THE TASK:
Find the lines below holding the word "among" and copy each of them.

Top of SUPPLIED ENTRIES

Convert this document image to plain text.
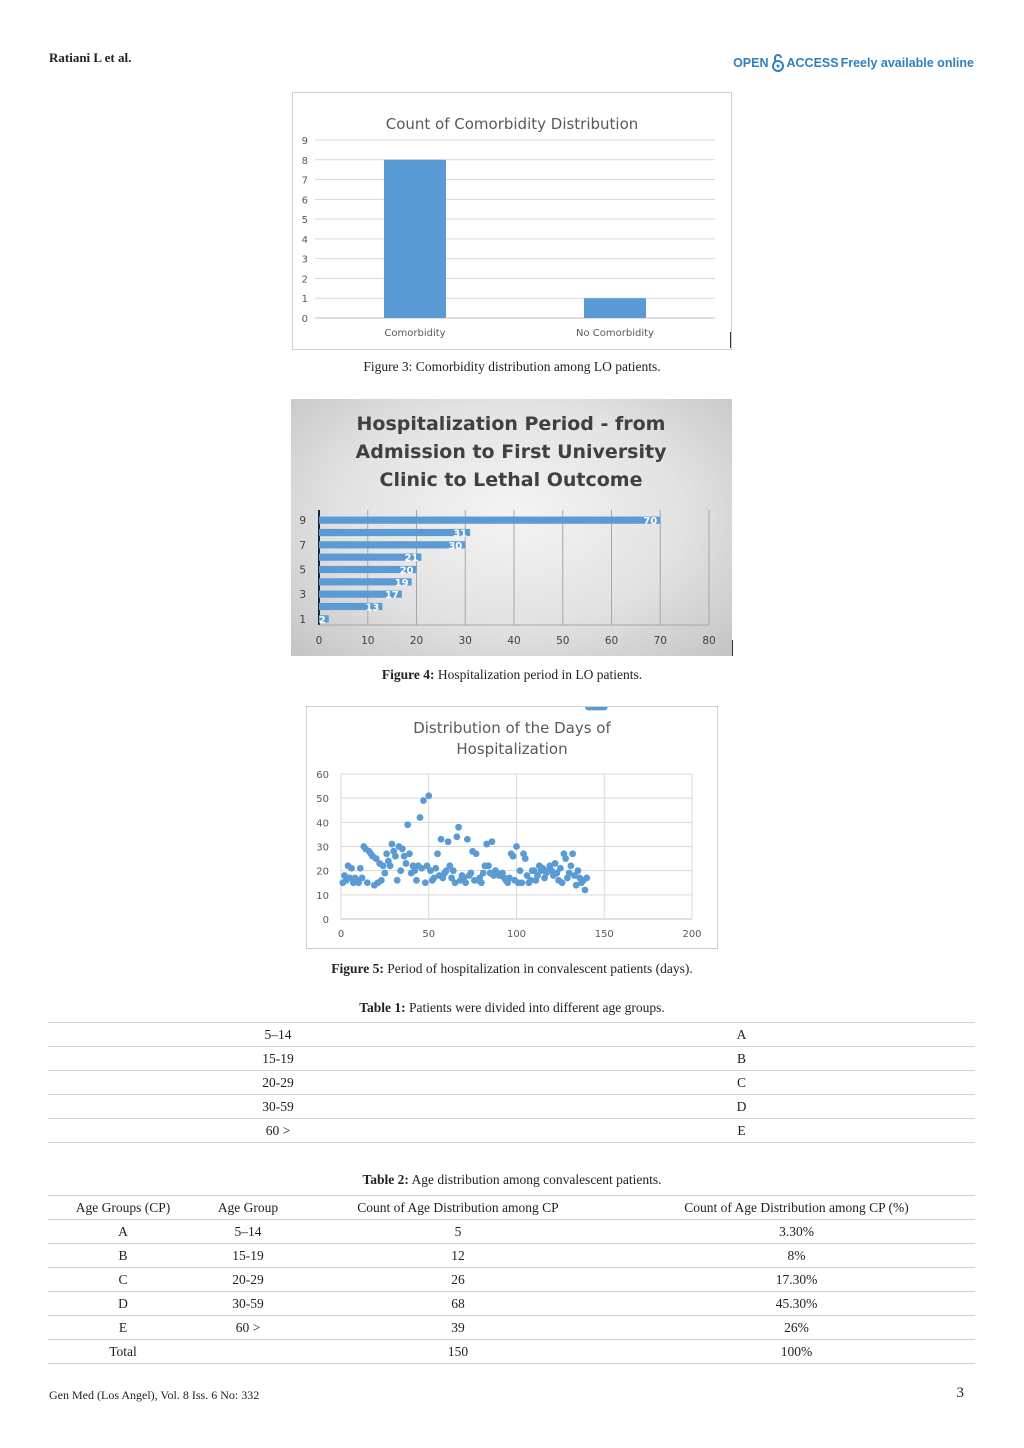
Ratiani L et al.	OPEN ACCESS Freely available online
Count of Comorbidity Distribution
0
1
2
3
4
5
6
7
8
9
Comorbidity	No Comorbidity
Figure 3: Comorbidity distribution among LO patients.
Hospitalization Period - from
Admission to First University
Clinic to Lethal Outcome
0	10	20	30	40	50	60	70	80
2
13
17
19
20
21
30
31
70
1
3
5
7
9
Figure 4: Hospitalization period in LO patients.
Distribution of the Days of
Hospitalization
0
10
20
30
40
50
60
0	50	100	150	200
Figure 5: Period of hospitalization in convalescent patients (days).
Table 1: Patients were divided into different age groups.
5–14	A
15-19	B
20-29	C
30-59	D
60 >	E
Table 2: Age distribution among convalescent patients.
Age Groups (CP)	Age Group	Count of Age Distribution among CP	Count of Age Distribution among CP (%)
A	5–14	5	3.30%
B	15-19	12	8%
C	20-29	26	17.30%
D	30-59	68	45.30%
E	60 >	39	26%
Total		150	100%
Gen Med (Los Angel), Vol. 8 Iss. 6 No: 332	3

Bottom of SUPPLIED ENTRIES
Top of SUPPLIED ENTRIES

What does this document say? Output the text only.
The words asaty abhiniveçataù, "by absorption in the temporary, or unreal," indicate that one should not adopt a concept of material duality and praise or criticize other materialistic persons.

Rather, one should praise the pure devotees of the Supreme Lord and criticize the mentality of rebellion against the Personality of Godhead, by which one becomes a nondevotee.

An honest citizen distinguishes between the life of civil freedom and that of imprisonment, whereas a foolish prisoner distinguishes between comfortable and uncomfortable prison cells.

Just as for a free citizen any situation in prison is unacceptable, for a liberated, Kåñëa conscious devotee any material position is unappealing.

Bottom of SUPPLIED ENTRIES
Top of SUPPLIED ENTRIES

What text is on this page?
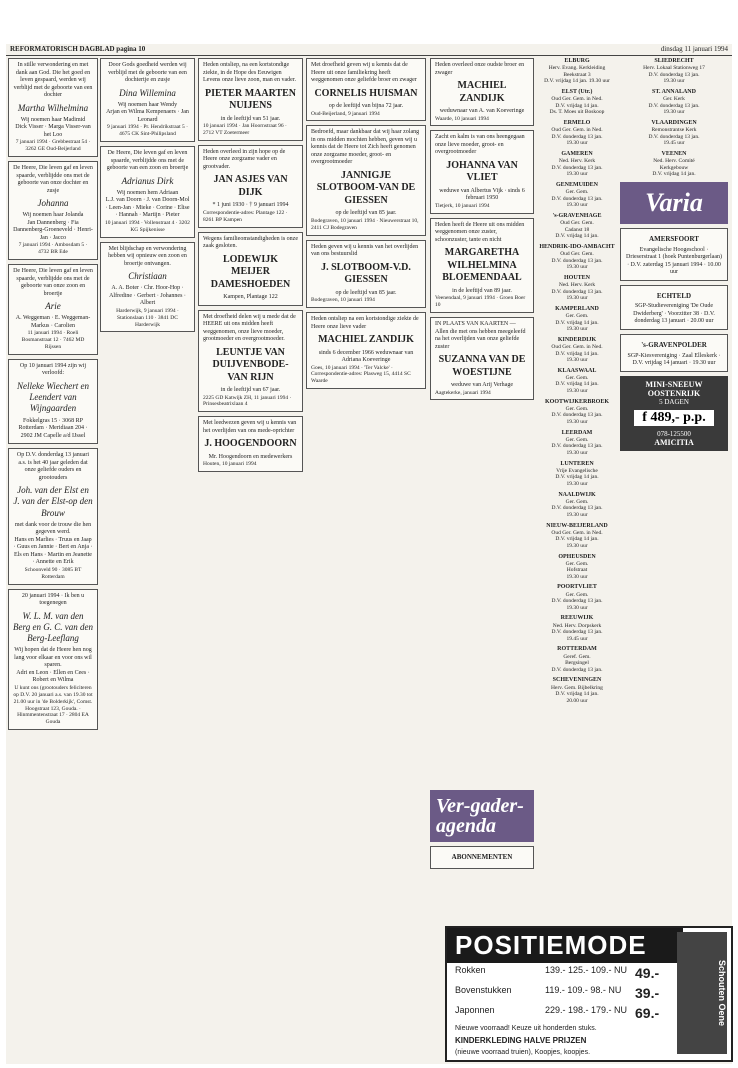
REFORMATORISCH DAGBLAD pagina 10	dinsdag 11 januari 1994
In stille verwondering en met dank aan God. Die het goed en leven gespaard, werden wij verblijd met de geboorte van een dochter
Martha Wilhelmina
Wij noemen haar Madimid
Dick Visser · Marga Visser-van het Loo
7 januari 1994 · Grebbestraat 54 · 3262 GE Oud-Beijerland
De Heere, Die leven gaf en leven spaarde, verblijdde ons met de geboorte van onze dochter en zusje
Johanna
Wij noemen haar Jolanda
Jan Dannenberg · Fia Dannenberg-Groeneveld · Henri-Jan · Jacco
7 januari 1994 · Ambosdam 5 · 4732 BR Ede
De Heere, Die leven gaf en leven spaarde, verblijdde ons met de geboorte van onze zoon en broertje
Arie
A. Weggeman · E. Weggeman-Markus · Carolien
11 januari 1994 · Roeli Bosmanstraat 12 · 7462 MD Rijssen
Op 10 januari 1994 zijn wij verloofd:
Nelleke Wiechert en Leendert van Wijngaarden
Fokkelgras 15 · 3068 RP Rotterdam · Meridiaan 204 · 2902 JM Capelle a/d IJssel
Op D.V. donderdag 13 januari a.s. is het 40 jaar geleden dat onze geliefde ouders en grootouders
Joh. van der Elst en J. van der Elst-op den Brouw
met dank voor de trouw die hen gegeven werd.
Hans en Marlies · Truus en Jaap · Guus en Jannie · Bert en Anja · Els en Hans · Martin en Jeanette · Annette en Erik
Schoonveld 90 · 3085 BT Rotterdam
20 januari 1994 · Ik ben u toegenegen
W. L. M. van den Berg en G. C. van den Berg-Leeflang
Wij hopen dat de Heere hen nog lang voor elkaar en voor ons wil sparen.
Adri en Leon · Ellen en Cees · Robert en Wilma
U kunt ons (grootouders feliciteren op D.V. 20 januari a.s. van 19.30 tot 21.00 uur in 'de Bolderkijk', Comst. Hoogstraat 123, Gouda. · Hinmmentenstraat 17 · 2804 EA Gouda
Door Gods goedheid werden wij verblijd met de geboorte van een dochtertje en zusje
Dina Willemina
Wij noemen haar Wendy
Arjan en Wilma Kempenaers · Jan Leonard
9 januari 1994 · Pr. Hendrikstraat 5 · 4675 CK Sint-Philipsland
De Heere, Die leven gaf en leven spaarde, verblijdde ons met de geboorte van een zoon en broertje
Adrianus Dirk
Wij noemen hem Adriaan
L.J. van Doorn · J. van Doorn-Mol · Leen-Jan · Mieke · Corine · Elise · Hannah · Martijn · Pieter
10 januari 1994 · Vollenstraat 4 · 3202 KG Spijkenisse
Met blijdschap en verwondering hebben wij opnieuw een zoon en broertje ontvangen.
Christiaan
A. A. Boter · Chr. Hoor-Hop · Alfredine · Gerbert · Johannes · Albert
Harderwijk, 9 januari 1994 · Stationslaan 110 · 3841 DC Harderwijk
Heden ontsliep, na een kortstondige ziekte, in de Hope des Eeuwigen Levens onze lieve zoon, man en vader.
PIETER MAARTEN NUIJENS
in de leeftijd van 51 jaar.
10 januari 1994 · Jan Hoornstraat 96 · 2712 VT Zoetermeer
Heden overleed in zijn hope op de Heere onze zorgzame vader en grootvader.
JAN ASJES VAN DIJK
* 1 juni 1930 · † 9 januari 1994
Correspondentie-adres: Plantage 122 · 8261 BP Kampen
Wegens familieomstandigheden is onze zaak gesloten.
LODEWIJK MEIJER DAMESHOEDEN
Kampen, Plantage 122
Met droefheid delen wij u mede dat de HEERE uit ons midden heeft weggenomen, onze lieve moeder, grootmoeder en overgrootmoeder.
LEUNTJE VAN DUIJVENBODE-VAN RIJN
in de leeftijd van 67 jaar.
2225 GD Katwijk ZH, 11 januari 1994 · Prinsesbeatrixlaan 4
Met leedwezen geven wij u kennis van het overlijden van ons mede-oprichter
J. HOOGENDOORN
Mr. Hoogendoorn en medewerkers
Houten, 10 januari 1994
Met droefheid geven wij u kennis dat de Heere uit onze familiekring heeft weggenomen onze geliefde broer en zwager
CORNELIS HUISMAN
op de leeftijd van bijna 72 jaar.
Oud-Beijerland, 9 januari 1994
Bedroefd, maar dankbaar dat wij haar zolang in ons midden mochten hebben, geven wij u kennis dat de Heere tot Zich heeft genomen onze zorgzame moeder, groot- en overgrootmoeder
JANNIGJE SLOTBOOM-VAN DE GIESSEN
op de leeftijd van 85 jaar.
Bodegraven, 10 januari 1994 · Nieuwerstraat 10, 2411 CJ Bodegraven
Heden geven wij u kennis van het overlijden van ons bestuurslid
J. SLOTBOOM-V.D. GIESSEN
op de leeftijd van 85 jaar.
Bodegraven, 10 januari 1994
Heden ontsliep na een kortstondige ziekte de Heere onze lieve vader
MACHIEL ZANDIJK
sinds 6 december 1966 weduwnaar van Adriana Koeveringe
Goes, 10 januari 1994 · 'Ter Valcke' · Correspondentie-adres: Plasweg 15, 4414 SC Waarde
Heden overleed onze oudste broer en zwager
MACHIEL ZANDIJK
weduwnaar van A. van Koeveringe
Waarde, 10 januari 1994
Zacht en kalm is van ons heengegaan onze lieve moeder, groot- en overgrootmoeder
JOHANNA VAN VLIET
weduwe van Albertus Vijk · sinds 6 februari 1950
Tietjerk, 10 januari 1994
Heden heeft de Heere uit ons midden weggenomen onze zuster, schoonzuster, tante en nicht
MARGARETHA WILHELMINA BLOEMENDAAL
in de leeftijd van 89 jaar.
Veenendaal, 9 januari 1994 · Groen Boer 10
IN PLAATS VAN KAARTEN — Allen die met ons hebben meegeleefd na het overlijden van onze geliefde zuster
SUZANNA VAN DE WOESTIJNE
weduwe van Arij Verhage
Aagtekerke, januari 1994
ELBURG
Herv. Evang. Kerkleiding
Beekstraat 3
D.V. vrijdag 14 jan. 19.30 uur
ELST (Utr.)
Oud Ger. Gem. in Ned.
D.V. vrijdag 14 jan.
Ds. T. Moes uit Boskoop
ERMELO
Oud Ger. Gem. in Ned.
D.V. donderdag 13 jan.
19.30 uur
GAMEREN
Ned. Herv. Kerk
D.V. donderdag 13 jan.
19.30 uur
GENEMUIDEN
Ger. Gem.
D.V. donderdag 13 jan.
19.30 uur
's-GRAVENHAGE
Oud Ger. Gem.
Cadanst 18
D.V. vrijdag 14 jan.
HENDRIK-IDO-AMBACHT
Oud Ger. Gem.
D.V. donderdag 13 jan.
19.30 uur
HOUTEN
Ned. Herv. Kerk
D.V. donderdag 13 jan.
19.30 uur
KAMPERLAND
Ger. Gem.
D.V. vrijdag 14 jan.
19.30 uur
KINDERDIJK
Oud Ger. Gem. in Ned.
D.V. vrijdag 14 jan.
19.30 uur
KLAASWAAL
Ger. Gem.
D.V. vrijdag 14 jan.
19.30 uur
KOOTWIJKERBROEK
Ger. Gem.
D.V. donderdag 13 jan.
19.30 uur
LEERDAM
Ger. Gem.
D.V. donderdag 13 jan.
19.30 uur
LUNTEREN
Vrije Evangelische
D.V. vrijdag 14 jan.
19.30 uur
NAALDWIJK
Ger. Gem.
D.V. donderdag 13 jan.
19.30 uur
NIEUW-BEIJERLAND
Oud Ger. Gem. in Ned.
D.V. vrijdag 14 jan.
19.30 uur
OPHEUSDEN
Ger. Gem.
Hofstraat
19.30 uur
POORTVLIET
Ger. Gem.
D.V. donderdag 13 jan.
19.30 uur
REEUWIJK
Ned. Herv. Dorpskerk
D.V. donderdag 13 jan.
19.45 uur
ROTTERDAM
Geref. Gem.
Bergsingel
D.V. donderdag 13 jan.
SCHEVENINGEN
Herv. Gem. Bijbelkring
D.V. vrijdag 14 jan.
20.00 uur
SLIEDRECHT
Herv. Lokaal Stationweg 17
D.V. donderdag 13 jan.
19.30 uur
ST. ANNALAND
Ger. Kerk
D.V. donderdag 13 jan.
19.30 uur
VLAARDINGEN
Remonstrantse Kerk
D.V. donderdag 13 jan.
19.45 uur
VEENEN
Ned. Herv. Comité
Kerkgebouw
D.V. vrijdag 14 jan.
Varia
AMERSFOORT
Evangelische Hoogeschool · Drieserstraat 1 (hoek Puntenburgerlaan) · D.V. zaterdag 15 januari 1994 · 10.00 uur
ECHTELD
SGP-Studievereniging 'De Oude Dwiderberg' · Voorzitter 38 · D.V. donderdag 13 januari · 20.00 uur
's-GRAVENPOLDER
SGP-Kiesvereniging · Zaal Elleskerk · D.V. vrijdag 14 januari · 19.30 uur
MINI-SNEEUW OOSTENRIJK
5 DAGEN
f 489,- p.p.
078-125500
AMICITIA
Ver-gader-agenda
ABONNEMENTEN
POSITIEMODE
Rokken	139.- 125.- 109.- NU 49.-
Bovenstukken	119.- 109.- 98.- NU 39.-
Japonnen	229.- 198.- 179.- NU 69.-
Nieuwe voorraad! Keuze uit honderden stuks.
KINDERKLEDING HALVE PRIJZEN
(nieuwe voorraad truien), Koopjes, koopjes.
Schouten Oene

Bottom of SUPPLIED ENTRIES

EXERCISE OUTPUT:
Figure 3: Comorbidity distribution among LO patients.
Table 2: Age distribution among convalescent patients.
Age Groups (CP)	Age Group	Count of Age Distribution among CP	Count of Age Distribution among CP (%)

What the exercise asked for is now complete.